◆ **Exercise prompt**:
Reproduce every entry below precisely; do not include the pictures.

>> START Dataset records

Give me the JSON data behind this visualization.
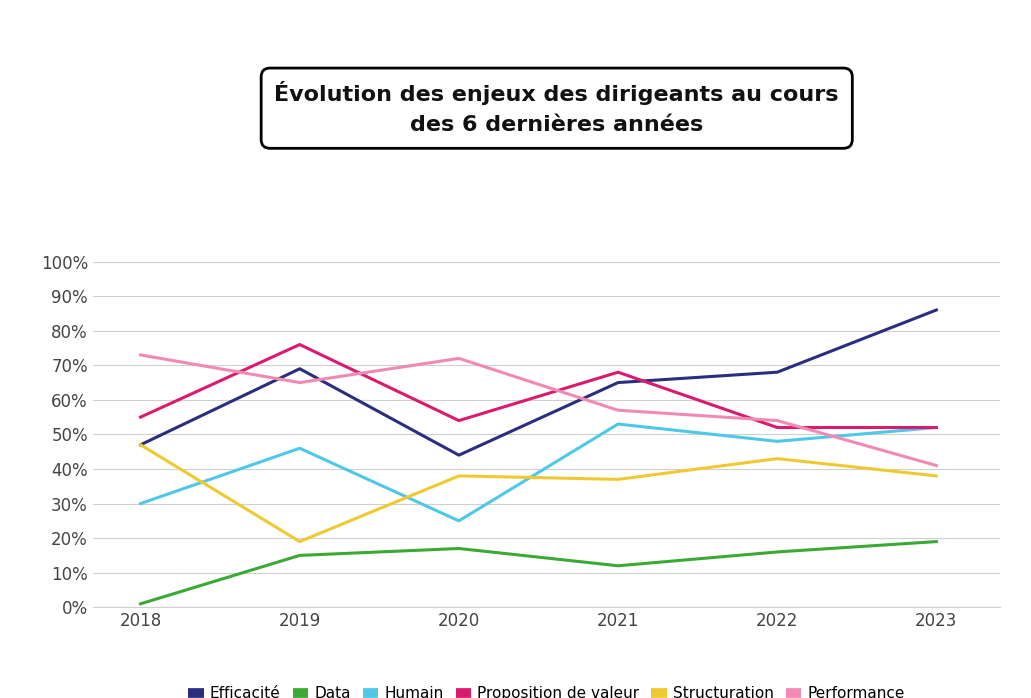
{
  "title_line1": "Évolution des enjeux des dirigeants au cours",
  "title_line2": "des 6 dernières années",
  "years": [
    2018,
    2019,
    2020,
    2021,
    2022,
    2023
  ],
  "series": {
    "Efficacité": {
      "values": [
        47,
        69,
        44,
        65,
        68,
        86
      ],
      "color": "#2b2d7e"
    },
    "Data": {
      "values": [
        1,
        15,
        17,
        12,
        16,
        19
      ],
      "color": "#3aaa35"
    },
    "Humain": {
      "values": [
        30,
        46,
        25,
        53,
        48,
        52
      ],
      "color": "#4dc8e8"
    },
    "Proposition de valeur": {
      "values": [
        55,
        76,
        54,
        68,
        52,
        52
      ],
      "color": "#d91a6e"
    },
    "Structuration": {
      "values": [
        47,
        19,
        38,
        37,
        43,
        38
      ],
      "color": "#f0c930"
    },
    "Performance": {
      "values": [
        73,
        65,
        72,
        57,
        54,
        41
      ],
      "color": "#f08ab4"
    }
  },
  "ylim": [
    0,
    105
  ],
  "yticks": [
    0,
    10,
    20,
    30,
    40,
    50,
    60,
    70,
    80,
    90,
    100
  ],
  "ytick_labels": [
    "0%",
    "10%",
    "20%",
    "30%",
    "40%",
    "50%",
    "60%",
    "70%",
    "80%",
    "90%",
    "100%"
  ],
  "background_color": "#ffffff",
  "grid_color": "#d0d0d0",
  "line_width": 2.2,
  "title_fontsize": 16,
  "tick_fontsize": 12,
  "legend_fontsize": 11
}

>> END Dataset records

◆ **Result**:
Give me the JSON data behind this visualization.
{
  "title_line1": "Évolution des enjeux des dirigeants au cours",
  "title_line2": "des 6 dernières années",
  "years": [
    2018,
    2019,
    2020,
    2021,
    2022,
    2023
  ],
  "series": {
    "Efficacité": {
      "values": [
        47,
        69,
        44,
        65,
        68,
        86
      ],
      "color": "#2b2d7e"
    },
    "Data": {
      "values": [
        1,
        15,
        17,
        12,
        16,
        19
      ],
      "color": "#3aaa35"
    },
    "Humain": {
      "values": [
        30,
        46,
        25,
        53,
        48,
        52
      ],
      "color": "#4dc8e8"
    },
    "Proposition de valeur": {
      "values": [
        55,
        76,
        54,
        68,
        52,
        52
      ],
      "color": "#d91a6e"
    },
    "Structuration": {
      "values": [
        47,
        19,
        38,
        37,
        43,
        38
      ],
      "color": "#f0c930"
    },
    "Performance": {
      "values": [
        73,
        65,
        72,
        57,
        54,
        41
      ],
      "color": "#f08ab4"
    }
  },
  "ylim": [
    0,
    105
  ],
  "yticks": [
    0,
    10,
    20,
    30,
    40,
    50,
    60,
    70,
    80,
    90,
    100
  ],
  "ytick_labels": [
    "0%",
    "10%",
    "20%",
    "30%",
    "40%",
    "50%",
    "60%",
    "70%",
    "80%",
    "90%",
    "100%"
  ],
  "background_color": "#ffffff",
  "grid_color": "#d0d0d0",
  "line_width": 2.2,
  "title_fontsize": 16,
  "tick_fontsize": 12,
  "legend_fontsize": 11
}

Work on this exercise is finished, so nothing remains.